**Requirements**
Could you write out the records below exactly as they appear?

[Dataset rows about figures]

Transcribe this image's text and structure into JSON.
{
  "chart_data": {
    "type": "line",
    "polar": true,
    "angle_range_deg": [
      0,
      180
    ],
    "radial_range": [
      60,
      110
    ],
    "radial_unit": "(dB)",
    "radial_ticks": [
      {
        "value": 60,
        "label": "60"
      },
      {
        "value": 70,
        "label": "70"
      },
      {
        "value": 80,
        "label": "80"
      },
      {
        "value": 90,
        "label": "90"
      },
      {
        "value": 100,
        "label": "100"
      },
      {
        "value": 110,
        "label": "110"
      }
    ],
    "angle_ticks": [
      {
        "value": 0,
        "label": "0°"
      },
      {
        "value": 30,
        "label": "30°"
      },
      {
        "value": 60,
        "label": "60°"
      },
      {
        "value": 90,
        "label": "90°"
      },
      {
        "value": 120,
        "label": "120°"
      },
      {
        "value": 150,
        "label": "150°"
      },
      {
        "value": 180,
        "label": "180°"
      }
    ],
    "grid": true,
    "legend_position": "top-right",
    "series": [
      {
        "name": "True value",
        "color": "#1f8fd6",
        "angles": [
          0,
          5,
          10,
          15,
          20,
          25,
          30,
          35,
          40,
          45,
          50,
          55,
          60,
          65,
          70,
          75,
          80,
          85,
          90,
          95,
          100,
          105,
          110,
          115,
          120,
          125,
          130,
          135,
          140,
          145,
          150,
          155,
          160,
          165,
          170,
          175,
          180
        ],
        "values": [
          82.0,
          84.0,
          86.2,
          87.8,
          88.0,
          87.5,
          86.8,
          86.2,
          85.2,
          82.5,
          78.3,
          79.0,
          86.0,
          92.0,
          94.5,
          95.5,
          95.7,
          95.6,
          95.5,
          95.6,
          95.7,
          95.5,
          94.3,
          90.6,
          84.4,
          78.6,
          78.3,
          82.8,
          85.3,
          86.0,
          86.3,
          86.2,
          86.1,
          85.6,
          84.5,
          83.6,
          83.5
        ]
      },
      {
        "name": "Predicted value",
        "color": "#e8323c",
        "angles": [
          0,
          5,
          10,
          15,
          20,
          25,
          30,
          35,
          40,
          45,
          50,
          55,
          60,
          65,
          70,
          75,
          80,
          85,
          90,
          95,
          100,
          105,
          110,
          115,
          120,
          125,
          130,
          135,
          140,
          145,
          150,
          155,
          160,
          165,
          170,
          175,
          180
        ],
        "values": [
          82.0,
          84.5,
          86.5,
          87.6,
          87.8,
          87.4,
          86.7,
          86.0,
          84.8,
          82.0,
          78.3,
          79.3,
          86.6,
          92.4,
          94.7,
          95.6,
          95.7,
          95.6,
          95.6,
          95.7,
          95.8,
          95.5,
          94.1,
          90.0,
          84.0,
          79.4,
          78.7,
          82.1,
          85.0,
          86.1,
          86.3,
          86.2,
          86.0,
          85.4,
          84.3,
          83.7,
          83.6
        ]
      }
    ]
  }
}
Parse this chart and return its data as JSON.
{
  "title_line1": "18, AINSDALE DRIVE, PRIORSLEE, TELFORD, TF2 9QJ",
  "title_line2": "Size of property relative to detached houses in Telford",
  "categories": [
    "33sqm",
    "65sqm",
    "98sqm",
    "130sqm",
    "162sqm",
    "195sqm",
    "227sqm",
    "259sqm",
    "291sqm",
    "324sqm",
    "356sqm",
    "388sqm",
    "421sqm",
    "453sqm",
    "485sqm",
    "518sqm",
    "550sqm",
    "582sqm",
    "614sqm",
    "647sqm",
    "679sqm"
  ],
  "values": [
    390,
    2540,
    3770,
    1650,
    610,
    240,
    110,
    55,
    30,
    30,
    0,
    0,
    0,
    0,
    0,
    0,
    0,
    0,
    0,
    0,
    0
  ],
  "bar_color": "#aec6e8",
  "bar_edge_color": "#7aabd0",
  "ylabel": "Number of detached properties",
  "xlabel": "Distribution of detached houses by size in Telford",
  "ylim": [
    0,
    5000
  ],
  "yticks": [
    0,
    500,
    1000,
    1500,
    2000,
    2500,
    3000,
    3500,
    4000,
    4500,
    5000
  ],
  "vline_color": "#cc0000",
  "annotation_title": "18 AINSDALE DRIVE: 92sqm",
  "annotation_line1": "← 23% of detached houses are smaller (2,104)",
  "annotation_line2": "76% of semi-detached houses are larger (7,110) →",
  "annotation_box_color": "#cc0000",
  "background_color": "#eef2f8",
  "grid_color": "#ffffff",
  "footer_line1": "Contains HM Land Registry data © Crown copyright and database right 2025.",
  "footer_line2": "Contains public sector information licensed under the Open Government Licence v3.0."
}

**Answer to the problem**
Transcribe this image's text and structure into JSON.
{
  "chart_data": {
    "type": "line",
    "polar": true,
    "angle_range_deg": [
      0,
      180
    ],
    "radial_range": [
      60,
      110
    ],
    "radial_unit": "(dB)",
    "radial_ticks": [
      {
        "value": 60,
        "label": "60"
      },
      {
        "value": 70,
        "label": "70"
      },
      {
        "value": 80,
        "label": "80"
      },
      {
        "value": 90,
        "label": "90"
      },
      {
        "value": 100,
        "label": "100"
      },
      {
        "value": 110,
        "label": "110"
      }
    ],
    "angle_ticks": [
      {
        "value": 0,
        "label": "0°"
      },
      {
        "value": 30,
        "label": "30°"
      },
      {
        "value": 60,
        "label": "60°"
      },
      {
        "value": 90,
        "label": "90°"
      },
      {
        "value": 120,
        "label": "120°"
      },
      {
        "value": 150,
        "label": "150°"
      },
      {
        "value": 180,
        "label": "180°"
      }
    ],
    "grid": true,
    "legend_position": "top-right",
    "series": [
      {
        "name": "True value",
        "color": "#1f8fd6",
        "angles": [
          0,
          5,
          10,
          15,
          20,
          25,
          30,
          35,
          40,
          45,
          50,
          55,
          60,
          65,
          70,
          75,
          80,
          85,
          90,
          95,
          100,
          105,
          110,
          115,
          120,
          125,
          130,
          135,
          140,
          145,
          150,
          155,
          160,
          165,
          170,
          175,
          180
        ],
        "values": [
          82.0,
          84.0,
          86.2,
          87.8,
          88.0,
          87.5,
          86.8,
          86.2,
          85.2,
          82.5,
          78.3,
          79.0,
          86.0,
          92.0,
          94.5,
          95.5,
          95.7,
          95.6,
          95.5,
          95.6,
          95.7,
          95.5,
          94.3,
          90.6,
          84.4,
          78.6,
          78.3,
          82.8,
          85.3,
          86.0,
          86.3,
          86.2,
          86.1,
          85.6,
          84.5,
          83.6,
          83.5
        ]
      },
      {
        "name": "Predicted value",
        "color": "#e8323c",
        "angles": [
          0,
          5,
          10,
          15,
          20,
          25,
          30,
          35,
          40,
          45,
          50,
          55,
          60,
          65,
          70,
          75,
          80,
          85,
          90,
          95,
          100,
          105,
          110,
          115,
          120,
          125,
          130,
          135,
          140,
          145,
          150,
          155,
          160,
          165,
          170,
          175,
          180
        ],
        "values": [
          82.0,
          84.5,
          86.5,
          87.6,
          87.8,
          87.4,
          86.7,
          86.0,
          84.8,
          82.0,
          78.3,
          79.3,
          86.6,
          92.4,
          94.7,
          95.6,
          95.7,
          95.6,
          95.6,
          95.7,
          95.8,
          95.5,
          94.1,
          90.0,
          84.0,
          79.4,
          78.7,
          82.1,
          85.0,
          86.1,
          86.3,
          86.2,
          86.0,
          85.4,
          84.3,
          83.7,
          83.6
        ]
      }
    ]
  }
}
Parse this chart and return its data as JSON.
{
  "title_line1": "18, AINSDALE DRIVE, PRIORSLEE, TELFORD, TF2 9QJ",
  "title_line2": "Size of property relative to detached houses in Telford",
  "categories": [
    "33sqm",
    "65sqm",
    "98sqm",
    "130sqm",
    "162sqm",
    "195sqm",
    "227sqm",
    "259sqm",
    "291sqm",
    "324sqm",
    "356sqm",
    "388sqm",
    "421sqm",
    "453sqm",
    "485sqm",
    "518sqm",
    "550sqm",
    "582sqm",
    "614sqm",
    "647sqm",
    "679sqm"
  ],
  "values": [
    390,
    2540,
    3770,
    1650,
    610,
    240,
    110,
    55,
    30,
    30,
    0,
    0,
    0,
    0,
    0,
    0,
    0,
    0,
    0,
    0,
    0
  ],
  "bar_color": "#aec6e8",
  "bar_edge_color": "#7aabd0",
  "ylabel": "Number of detached properties",
  "xlabel": "Distribution of detached houses by size in Telford",
  "ylim": [
    0,
    5000
  ],
  "yticks": [
    0,
    500,
    1000,
    1500,
    2000,
    2500,
    3000,
    3500,
    4000,
    4500,
    5000
  ],
  "vline_color": "#cc0000",
  "annotation_title": "18 AINSDALE DRIVE: 92sqm",
  "annotation_line1": "← 23% of detached houses are smaller (2,104)",
  "annotation_line2": "76% of semi-detached houses are larger (7,110) →",
  "annotation_box_color": "#cc0000",
  "background_color": "#eef2f8",
  "grid_color": "#ffffff",
  "footer_line1": "Contains HM Land Registry data © Crown copyright and database right 2025.",
  "footer_line2": "Contains public sector information licensed under the Open Government Licence v3.0."
}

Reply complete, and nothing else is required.